begin RECORDS PROVIDED
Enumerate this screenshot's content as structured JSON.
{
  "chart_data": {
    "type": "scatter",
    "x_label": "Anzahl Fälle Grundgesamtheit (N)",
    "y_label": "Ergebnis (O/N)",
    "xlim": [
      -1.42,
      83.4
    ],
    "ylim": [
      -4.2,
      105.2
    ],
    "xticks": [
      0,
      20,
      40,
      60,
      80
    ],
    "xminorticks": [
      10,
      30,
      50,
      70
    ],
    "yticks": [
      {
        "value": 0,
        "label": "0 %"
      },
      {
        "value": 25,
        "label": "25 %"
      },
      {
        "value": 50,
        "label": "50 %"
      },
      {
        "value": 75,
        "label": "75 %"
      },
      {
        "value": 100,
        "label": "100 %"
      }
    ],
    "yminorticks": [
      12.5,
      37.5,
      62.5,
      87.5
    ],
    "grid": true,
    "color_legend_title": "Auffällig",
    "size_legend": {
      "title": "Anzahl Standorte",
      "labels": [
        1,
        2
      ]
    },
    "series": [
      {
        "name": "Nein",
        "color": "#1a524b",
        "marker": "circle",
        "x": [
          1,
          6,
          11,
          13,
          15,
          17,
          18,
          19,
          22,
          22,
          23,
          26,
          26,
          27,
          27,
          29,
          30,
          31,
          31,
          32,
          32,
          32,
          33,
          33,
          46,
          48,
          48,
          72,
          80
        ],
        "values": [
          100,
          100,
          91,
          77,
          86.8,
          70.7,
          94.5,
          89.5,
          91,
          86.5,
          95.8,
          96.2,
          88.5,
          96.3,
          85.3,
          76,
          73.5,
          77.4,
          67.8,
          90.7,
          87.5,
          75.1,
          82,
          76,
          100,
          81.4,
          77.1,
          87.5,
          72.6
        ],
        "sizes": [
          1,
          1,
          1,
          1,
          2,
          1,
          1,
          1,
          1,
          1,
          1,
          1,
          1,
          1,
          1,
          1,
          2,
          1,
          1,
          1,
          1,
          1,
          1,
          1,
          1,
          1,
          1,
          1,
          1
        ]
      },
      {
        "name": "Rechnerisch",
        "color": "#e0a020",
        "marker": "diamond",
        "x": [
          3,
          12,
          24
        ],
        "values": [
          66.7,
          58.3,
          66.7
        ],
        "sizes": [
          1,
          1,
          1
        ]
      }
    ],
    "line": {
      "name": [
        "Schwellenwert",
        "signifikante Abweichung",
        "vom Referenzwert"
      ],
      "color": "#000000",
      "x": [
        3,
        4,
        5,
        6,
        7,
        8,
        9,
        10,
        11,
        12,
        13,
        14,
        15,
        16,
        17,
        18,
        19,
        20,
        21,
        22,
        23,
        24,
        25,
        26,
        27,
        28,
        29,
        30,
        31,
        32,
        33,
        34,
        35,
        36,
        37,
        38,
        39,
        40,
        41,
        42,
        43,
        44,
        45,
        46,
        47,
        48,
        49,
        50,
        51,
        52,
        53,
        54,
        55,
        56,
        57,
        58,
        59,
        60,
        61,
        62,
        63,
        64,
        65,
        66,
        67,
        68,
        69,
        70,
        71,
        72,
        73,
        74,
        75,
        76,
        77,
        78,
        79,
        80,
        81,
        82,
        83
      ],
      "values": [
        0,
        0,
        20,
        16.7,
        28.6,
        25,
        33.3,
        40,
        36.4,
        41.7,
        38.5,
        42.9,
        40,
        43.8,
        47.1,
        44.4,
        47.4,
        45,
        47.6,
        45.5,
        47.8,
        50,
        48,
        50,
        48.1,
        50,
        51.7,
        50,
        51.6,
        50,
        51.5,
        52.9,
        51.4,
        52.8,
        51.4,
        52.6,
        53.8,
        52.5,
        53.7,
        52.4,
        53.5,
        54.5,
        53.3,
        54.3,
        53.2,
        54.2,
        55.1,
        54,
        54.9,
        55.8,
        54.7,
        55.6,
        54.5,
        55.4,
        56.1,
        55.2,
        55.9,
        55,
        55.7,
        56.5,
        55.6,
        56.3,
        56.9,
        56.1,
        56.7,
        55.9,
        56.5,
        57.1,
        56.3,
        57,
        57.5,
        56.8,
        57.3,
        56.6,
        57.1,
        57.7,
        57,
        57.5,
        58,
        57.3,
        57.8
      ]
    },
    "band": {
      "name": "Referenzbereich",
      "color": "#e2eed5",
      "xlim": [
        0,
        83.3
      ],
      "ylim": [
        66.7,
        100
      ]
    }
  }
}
end RECORDS PROVIDED
begin RECORDS PROVIDED
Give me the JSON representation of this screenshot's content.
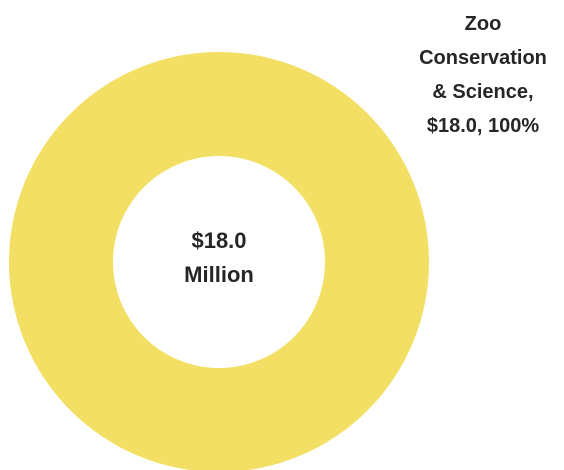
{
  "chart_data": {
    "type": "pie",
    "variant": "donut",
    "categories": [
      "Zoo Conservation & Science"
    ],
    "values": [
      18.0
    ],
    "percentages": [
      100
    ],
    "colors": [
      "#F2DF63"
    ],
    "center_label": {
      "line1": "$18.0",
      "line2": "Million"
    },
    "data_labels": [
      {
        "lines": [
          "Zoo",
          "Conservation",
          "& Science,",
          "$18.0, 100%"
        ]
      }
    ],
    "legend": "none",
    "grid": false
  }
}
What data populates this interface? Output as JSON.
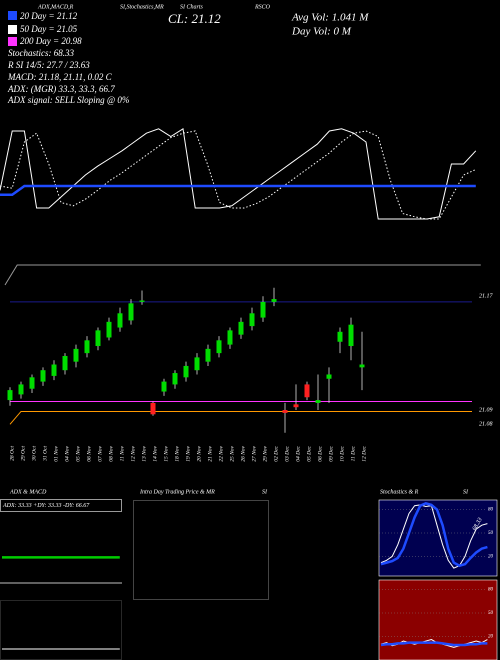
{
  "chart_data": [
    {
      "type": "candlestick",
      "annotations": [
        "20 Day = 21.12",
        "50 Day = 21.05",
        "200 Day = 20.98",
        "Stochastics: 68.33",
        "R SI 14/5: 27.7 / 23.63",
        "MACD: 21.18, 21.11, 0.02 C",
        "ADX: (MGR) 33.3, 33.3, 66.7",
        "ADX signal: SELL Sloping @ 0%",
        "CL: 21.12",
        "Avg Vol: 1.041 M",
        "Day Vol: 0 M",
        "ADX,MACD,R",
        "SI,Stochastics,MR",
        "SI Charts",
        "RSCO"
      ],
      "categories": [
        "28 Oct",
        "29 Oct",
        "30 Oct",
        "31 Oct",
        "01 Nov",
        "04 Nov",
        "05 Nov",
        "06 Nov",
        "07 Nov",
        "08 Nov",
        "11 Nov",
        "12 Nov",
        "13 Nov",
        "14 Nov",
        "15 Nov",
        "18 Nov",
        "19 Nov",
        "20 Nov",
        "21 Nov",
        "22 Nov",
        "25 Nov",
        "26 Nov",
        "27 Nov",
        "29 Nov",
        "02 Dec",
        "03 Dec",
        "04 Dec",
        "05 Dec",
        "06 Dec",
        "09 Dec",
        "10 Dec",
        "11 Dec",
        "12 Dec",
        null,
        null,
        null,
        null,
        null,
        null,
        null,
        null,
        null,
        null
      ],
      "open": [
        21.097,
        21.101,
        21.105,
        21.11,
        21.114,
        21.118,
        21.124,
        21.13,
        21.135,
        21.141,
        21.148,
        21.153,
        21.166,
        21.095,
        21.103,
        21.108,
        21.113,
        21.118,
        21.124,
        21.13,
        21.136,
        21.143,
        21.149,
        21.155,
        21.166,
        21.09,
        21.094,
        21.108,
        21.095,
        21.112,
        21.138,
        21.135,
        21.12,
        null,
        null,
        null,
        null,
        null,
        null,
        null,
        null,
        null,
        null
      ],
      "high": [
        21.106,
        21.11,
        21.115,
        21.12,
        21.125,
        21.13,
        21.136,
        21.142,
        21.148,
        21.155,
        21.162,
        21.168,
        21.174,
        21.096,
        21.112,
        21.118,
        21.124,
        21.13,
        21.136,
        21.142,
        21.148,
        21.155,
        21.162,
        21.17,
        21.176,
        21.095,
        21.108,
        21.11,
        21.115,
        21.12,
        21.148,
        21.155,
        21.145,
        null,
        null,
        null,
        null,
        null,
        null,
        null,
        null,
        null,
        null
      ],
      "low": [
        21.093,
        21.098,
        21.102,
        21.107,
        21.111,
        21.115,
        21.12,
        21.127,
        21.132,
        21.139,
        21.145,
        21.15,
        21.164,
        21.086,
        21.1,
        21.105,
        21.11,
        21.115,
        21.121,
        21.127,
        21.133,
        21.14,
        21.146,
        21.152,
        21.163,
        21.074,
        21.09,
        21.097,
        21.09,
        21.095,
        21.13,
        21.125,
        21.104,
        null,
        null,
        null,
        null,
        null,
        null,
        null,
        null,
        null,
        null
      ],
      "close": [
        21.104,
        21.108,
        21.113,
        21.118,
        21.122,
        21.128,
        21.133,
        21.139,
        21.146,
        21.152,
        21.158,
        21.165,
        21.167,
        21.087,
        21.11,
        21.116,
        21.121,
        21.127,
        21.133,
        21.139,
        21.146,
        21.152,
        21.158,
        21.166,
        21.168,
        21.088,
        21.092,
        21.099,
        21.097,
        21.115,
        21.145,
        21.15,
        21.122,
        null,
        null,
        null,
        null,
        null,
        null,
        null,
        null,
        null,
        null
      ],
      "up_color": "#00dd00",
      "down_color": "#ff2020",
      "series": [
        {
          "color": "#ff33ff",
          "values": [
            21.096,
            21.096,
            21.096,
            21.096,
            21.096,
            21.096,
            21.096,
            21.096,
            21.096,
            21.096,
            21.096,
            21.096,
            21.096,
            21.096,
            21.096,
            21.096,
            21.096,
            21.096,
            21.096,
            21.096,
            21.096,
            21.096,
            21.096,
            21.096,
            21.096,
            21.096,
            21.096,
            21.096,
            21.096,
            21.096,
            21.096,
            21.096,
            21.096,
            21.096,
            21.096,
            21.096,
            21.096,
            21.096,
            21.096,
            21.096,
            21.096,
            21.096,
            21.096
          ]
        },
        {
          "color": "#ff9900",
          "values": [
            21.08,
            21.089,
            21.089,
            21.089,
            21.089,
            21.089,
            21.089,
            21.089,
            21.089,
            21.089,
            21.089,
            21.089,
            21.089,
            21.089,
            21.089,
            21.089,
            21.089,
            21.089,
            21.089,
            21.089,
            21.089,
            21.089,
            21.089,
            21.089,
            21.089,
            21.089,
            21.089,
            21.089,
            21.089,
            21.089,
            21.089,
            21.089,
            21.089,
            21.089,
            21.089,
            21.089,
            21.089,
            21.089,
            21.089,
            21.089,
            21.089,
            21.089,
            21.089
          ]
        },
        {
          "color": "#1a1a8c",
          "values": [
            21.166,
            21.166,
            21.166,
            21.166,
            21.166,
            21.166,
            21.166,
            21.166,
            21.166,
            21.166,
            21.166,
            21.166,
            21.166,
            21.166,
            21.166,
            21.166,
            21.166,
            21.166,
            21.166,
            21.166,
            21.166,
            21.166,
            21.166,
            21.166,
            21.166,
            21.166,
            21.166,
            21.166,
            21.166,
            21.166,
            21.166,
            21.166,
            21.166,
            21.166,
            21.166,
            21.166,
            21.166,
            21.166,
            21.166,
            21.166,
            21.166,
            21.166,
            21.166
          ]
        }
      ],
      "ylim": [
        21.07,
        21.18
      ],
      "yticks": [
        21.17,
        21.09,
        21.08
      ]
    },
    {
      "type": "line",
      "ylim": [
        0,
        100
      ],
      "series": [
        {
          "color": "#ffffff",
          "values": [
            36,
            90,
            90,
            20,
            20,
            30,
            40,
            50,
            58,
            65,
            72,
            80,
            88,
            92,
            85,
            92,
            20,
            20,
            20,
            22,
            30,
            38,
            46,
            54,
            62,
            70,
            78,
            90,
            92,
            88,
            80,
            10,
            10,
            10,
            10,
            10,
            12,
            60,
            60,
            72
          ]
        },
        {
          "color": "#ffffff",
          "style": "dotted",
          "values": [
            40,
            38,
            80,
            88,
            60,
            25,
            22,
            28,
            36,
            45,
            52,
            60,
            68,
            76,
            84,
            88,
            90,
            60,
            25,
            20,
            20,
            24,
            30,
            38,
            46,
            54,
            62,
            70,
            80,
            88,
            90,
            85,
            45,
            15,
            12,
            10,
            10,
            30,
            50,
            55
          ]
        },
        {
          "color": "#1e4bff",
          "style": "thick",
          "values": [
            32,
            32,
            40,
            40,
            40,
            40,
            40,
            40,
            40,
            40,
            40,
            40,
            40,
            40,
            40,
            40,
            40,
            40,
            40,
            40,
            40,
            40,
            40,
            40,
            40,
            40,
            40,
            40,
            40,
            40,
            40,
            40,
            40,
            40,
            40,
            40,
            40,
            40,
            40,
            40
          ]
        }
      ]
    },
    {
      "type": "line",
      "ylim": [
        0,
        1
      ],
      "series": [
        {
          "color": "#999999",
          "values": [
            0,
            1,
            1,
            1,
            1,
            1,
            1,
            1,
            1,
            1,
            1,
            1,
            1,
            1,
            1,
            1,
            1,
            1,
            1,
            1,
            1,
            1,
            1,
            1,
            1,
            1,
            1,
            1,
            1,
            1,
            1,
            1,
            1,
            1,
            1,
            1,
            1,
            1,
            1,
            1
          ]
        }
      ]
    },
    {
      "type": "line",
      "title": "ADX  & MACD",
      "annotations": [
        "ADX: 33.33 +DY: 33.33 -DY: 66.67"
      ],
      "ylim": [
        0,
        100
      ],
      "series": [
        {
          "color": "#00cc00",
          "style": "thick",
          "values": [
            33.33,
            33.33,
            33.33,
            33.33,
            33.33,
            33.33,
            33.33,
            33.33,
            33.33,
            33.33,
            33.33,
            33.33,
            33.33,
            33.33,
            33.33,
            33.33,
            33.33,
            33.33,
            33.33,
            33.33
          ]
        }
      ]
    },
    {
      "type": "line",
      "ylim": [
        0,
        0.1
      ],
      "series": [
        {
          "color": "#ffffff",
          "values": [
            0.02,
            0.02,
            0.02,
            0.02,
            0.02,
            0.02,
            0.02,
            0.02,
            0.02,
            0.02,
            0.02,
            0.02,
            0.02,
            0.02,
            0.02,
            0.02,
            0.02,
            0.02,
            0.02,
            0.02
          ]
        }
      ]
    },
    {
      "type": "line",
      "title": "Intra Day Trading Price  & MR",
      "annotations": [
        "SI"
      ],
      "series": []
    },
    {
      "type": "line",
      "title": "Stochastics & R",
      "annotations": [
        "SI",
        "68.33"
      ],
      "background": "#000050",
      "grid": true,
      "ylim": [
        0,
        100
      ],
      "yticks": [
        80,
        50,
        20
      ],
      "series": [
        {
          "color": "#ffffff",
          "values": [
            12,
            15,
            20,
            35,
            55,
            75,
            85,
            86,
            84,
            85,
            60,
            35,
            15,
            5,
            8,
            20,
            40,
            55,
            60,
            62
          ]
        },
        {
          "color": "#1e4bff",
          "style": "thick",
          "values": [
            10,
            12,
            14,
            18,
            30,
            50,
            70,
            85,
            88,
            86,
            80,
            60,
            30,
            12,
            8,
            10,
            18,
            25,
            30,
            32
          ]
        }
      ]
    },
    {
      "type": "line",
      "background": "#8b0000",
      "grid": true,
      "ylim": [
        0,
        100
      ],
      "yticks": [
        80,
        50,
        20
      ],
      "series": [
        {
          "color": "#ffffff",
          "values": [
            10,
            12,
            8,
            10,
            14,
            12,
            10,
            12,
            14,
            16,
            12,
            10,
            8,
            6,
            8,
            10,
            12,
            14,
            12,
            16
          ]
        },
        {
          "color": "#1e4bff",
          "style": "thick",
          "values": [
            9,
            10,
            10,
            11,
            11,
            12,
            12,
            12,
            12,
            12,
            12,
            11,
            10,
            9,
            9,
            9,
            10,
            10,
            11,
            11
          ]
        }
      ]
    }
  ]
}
end RECORDS PROVIDED
> **TO BE DONE**: Copy every line that includes the string "grid" from the material above.

> **RESULT FOR THIS TASK**:
    "grid": true,
    "grid": false
      "grid": true,
      "grid": true,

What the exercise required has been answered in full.